Dataset rows about figures:
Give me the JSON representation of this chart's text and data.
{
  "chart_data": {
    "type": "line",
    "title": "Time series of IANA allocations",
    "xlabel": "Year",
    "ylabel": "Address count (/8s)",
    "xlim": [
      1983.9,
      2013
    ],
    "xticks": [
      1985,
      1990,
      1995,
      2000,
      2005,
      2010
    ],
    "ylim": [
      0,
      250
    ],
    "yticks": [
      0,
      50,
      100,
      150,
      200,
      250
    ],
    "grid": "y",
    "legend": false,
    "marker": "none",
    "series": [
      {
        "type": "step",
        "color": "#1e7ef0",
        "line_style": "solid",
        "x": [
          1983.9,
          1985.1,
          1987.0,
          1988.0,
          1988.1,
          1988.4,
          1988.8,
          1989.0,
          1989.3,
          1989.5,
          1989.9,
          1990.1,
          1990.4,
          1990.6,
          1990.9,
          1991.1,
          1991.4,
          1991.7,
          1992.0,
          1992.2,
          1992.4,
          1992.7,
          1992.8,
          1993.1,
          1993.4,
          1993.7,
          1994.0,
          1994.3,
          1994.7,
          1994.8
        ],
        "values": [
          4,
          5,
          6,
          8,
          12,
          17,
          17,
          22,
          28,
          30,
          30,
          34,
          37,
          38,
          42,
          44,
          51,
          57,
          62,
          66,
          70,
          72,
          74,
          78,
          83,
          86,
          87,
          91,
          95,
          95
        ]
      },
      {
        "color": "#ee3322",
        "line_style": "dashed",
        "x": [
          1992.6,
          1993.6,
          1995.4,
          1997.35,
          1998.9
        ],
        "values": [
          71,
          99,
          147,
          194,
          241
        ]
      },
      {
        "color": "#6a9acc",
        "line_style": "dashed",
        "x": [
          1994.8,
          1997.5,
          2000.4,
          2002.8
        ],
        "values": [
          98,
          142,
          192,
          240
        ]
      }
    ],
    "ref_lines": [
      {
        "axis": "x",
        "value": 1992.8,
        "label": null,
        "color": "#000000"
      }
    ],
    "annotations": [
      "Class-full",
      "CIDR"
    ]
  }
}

Aim: Print every line of the records exactly. Omit nothing.

Problem solution:
Give me the JSON representation of this chart's text and data.
{
  "chart_data": {
    "type": "line",
    "title": "Time series of IANA allocations",
    "xlabel": "Year",
    "ylabel": "Address count (/8s)",
    "xlim": [
      1983.9,
      2013
    ],
    "xticks": [
      1985,
      1990,
      1995,
      2000,
      2005,
      2010
    ],
    "ylim": [
      0,
      250
    ],
    "yticks": [
      0,
      50,
      100,
      150,
      200,
      250
    ],
    "grid": "y",
    "legend": false,
    "marker": "none",
    "series": [
      {
        "type": "step",
        "color": "#1e7ef0",
        "line_style": "solid",
        "x": [
          1983.9,
          1985.1,
          1987.0,
          1988.0,
          1988.1,
          1988.4,
          1988.8,
          1989.0,
          1989.3,
          1989.5,
          1989.9,
          1990.1,
          1990.4,
          1990.6,
          1990.9,
          1991.1,
          1991.4,
          1991.7,
          1992.0,
          1992.2,
          1992.4,
          1992.7,
          1992.8,
          1993.1,
          1993.4,
          1993.7,
          1994.0,
          1994.3,
          1994.7,
          1994.8
        ],
        "values": [
          4,
          5,
          6,
          8,
          12,
          17,
          17,
          22,
          28,
          30,
          30,
          34,
          37,
          38,
          42,
          44,
          51,
          57,
          62,
          66,
          70,
          72,
          74,
          78,
          83,
          86,
          87,
          91,
          95,
          95
        ]
      },
      {
        "color": "#ee3322",
        "line_style": "dashed",
        "x": [
          1992.6,
          1993.6,
          1995.4,
          1997.35,
          1998.9
        ],
        "values": [
          71,
          99,
          147,
          194,
          241
        ]
      },
      {
        "color": "#6a9acc",
        "line_style": "dashed",
        "x": [
          1994.8,
          1997.5,
          2000.4,
          2002.8
        ],
        "values": [
          98,
          142,
          192,
          240
        ]
      }
    ],
    "ref_lines": [
      {
        "axis": "x",
        "value": 1992.8,
        "label": null,
        "color": "#000000"
      }
    ],
    "annotations": [
      "Class-full",
      "CIDR"
    ]
  }
}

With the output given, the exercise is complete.